## BEGIN Records supplied

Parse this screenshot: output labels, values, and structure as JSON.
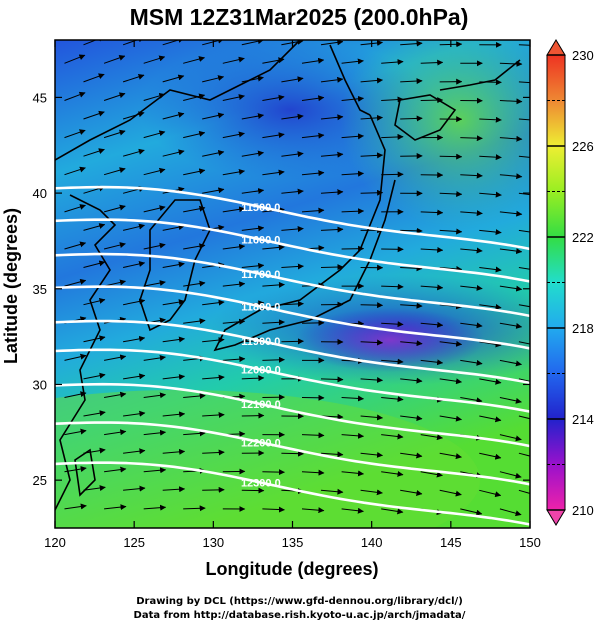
{
  "title": "MSM 12Z31Mar2025 (200.0hPa)",
  "chart_data": {
    "type": "heatmap",
    "title": "MSM 12Z31Mar2025 (200.0hPa)",
    "xlabel": "Longitude (degrees)",
    "ylabel": "Latitude  (degrees)",
    "xlim": [
      120,
      150
    ],
    "ylim": [
      22.5,
      48
    ],
    "xticks": [
      "120",
      "125",
      "130",
      "135",
      "140",
      "145",
      "150"
    ],
    "yticks": [
      "25",
      "30",
      "35",
      "40",
      "45"
    ],
    "colorbar": {
      "min": 210,
      "max": 230,
      "tick_labels": [
        "230",
        "226",
        "222",
        "218",
        "214",
        "210"
      ],
      "colors": [
        "#ee22aa",
        "#9911cc",
        "#2222cc",
        "#2266ee",
        "#22aaee",
        "#22ddcc",
        "#33dd44",
        "#99ee22",
        "#eeee33",
        "#ee8833",
        "#ee3322"
      ]
    },
    "height_contours": [
      {
        "label": "11500.0",
        "lat_at_130": 39.6
      },
      {
        "label": "11600.0",
        "lat_at_130": 37.9
      },
      {
        "label": "11700.0",
        "lat_at_130": 36.1
      },
      {
        "label": "11800.0",
        "lat_at_130": 34.4
      },
      {
        "label": "11900.0",
        "lat_at_130": 32.6
      },
      {
        "label": "12000.0",
        "lat_at_130": 31.1
      },
      {
        "label": "12100.0",
        "lat_at_130": 29.3
      },
      {
        "label": "12200.0",
        "lat_at_130": 27.3
      },
      {
        "label": "12300.0",
        "lat_at_130": 25.2
      }
    ]
  },
  "credits": {
    "line1": "Drawing by DCL (https://www.gfd-dennou.org/library/dcl/)",
    "line2": "Data from http://database.rish.kyoto-u.ac.jp/arch/jmadata/"
  }
}
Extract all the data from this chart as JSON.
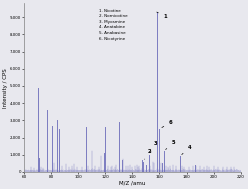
{
  "title": "",
  "xlabel": "M/Z /amu",
  "ylabel": "Intensity / CPS",
  "xlim": [
    60,
    220
  ],
  "ylim": [
    0,
    9800000
  ],
  "yticks": [
    0,
    1000000,
    2000000,
    3000000,
    4000000,
    5000000,
    6000000,
    7000000,
    8000000,
    9000000
  ],
  "ytick_labels": [
    "0",
    "1,000",
    "2,000",
    "3,000",
    "4,000",
    "5,000",
    "6,000",
    "7,000",
    "8,000",
    "9,000"
  ],
  "xticks": [
    60,
    80,
    100,
    120,
    140,
    160,
    180,
    200,
    220
  ],
  "legend": [
    "1. Nicotine",
    "2. Nornicotine",
    "3. Myosmine",
    "4. Anatabine",
    "5. Anabasine",
    "6. Nicotyrine"
  ],
  "background_color": "#e8e8ee",
  "line_color": "#7070bb",
  "peaks_main": [
    {
      "mz": 70.0,
      "intensity": 4900000
    },
    {
      "mz": 71.0,
      "intensity": 800000
    },
    {
      "mz": 77.0,
      "intensity": 3600000
    },
    {
      "mz": 80.5,
      "intensity": 2700000
    },
    {
      "mz": 84.0,
      "intensity": 3000000
    },
    {
      "mz": 86.0,
      "intensity": 2500000
    },
    {
      "mz": 106.0,
      "intensity": 2600000
    },
    {
      "mz": 119.0,
      "intensity": 1100000
    },
    {
      "mz": 120.0,
      "intensity": 2600000
    },
    {
      "mz": 130.0,
      "intensity": 2900000
    },
    {
      "mz": 132.0,
      "intensity": 700000
    },
    {
      "mz": 147.0,
      "intensity": 700000
    },
    {
      "mz": 148.0,
      "intensity": 600000
    },
    {
      "mz": 150.0,
      "intensity": 400000
    },
    {
      "mz": 152.0,
      "intensity": 1000000
    },
    {
      "mz": 158.0,
      "intensity": 9300000
    },
    {
      "mz": 160.0,
      "intensity": 2500000
    },
    {
      "mz": 162.0,
      "intensity": 500000
    },
    {
      "mz": 163.0,
      "intensity": 1200000
    },
    {
      "mz": 175.0,
      "intensity": 900000
    },
    {
      "mz": 186.0,
      "intensity": 400000
    }
  ],
  "peaks_small": [
    {
      "mz": 65.0,
      "intensity": 300000
    },
    {
      "mz": 67.0,
      "intensity": 250000
    },
    {
      "mz": 72.0,
      "intensity": 300000
    },
    {
      "mz": 74.0,
      "intensity": 250000
    },
    {
      "mz": 82.0,
      "intensity": 500000
    },
    {
      "mz": 88.0,
      "intensity": 350000
    },
    {
      "mz": 91.0,
      "intensity": 450000
    },
    {
      "mz": 93.0,
      "intensity": 300000
    },
    {
      "mz": 95.0,
      "intensity": 350000
    },
    {
      "mz": 97.0,
      "intensity": 450000
    },
    {
      "mz": 99.0,
      "intensity": 300000
    },
    {
      "mz": 103.0,
      "intensity": 300000
    },
    {
      "mz": 107.0,
      "intensity": 350000
    },
    {
      "mz": 110.0,
      "intensity": 1200000
    },
    {
      "mz": 112.0,
      "intensity": 350000
    },
    {
      "mz": 115.0,
      "intensity": 300000
    },
    {
      "mz": 117.0,
      "intensity": 900000
    },
    {
      "mz": 122.0,
      "intensity": 350000
    },
    {
      "mz": 124.0,
      "intensity": 300000
    },
    {
      "mz": 125.0,
      "intensity": 350000
    },
    {
      "mz": 127.0,
      "intensity": 300000
    },
    {
      "mz": 128.0,
      "intensity": 400000
    },
    {
      "mz": 133.0,
      "intensity": 750000
    },
    {
      "mz": 135.0,
      "intensity": 350000
    },
    {
      "mz": 137.0,
      "intensity": 350000
    },
    {
      "mz": 138.0,
      "intensity": 400000
    },
    {
      "mz": 140.0,
      "intensity": 300000
    },
    {
      "mz": 142.0,
      "intensity": 350000
    },
    {
      "mz": 143.0,
      "intensity": 400000
    },
    {
      "mz": 144.0,
      "intensity": 300000
    },
    {
      "mz": 145.0,
      "intensity": 350000
    },
    {
      "mz": 153.0,
      "intensity": 350000
    },
    {
      "mz": 155.0,
      "intensity": 600000
    },
    {
      "mz": 156.0,
      "intensity": 500000
    },
    {
      "mz": 161.0,
      "intensity": 500000
    },
    {
      "mz": 165.0,
      "intensity": 350000
    },
    {
      "mz": 166.0,
      "intensity": 300000
    },
    {
      "mz": 168.0,
      "intensity": 350000
    },
    {
      "mz": 170.0,
      "intensity": 400000
    },
    {
      "mz": 172.0,
      "intensity": 350000
    },
    {
      "mz": 177.0,
      "intensity": 350000
    },
    {
      "mz": 178.0,
      "intensity": 300000
    },
    {
      "mz": 182.0,
      "intensity": 300000
    },
    {
      "mz": 185.0,
      "intensity": 350000
    },
    {
      "mz": 187.0,
      "intensity": 350000
    },
    {
      "mz": 190.0,
      "intensity": 350000
    },
    {
      "mz": 193.0,
      "intensity": 300000
    },
    {
      "mz": 195.0,
      "intensity": 350000
    },
    {
      "mz": 197.0,
      "intensity": 300000
    },
    {
      "mz": 200.0,
      "intensity": 350000
    },
    {
      "mz": 203.0,
      "intensity": 300000
    },
    {
      "mz": 207.0,
      "intensity": 280000
    },
    {
      "mz": 210.0,
      "intensity": 280000
    },
    {
      "mz": 213.0,
      "intensity": 280000
    },
    {
      "mz": 215.0,
      "intensity": 280000
    }
  ],
  "annotations": [
    {
      "label": "1",
      "peak_mz": 158.0,
      "peak_int": 9300000,
      "text_mz": 163,
      "text_int": 8900000
    },
    {
      "label": "6",
      "peak_mz": 160.0,
      "peak_int": 2500000,
      "text_mz": 167,
      "text_int": 2750000
    },
    {
      "label": "3",
      "peak_mz": 152.0,
      "peak_int": 1000000,
      "text_mz": 156,
      "text_int": 1500000
    },
    {
      "label": "2",
      "peak_mz": 148.0,
      "peak_int": 600000,
      "text_mz": 151,
      "text_int": 1050000
    },
    {
      "label": "5",
      "peak_mz": 163.0,
      "peak_int": 1200000,
      "text_mz": 169,
      "text_int": 1550000
    },
    {
      "label": "4",
      "peak_mz": 175.0,
      "peak_int": 900000,
      "text_mz": 181,
      "text_int": 1300000
    }
  ]
}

## END Records supplied

## Do this
Exactly how many lines in the data above contain the word "degrees"? Respond with the number and nothing more.

## Expected answer
2